◆ Task to complete:
Show every line that has the string "образование" in it.
>> begin
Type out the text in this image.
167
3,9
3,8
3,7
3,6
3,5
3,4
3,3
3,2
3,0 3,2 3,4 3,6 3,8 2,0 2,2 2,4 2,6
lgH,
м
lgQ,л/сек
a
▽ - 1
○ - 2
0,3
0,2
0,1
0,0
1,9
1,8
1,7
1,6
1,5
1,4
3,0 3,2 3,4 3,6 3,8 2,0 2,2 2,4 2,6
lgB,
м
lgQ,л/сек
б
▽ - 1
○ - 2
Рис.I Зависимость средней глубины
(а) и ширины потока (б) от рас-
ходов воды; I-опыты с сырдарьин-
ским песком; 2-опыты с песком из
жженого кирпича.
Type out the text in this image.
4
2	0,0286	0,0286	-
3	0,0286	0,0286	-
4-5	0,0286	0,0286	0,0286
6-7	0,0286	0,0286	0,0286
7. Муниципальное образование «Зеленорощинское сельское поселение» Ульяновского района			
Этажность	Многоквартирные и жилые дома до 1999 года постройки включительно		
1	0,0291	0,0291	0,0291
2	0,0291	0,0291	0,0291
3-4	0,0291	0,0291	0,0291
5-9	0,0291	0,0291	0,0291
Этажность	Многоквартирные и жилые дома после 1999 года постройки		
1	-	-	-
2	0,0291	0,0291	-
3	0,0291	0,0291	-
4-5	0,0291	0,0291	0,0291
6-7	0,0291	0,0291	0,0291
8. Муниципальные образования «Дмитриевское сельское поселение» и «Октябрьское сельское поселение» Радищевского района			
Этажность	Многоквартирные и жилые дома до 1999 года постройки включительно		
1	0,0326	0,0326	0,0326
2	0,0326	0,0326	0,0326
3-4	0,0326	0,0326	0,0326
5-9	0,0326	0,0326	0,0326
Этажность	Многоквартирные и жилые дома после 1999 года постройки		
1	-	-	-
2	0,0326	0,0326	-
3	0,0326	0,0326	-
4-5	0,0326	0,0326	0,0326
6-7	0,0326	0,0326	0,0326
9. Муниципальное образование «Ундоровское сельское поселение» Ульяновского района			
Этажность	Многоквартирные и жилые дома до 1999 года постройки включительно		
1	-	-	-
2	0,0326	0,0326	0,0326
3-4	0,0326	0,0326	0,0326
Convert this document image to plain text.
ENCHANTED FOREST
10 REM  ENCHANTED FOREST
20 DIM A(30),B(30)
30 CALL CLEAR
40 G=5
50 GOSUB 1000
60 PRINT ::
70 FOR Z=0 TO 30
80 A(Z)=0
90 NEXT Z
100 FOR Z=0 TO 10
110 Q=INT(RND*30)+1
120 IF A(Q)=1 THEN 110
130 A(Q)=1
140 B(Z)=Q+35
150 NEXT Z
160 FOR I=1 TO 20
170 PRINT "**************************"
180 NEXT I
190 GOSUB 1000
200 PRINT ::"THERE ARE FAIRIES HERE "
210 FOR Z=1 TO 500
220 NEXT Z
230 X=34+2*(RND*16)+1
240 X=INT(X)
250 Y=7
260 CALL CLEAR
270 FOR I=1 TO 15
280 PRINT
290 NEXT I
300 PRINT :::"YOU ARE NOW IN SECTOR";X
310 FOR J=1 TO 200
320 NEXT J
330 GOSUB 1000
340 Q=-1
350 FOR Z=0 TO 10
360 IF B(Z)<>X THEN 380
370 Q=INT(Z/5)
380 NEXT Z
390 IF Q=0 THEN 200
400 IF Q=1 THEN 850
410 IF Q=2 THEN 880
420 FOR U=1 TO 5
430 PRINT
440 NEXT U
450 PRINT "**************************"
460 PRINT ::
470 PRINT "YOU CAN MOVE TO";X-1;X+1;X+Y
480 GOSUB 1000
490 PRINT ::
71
>> end
◆ Response to this task:
7. Муниципальное образование «Зеленорощинское сельское поселение» Ульяновского района			
9. Муниципальное образование «Ундоровское сельское поселение» Ульяновского района			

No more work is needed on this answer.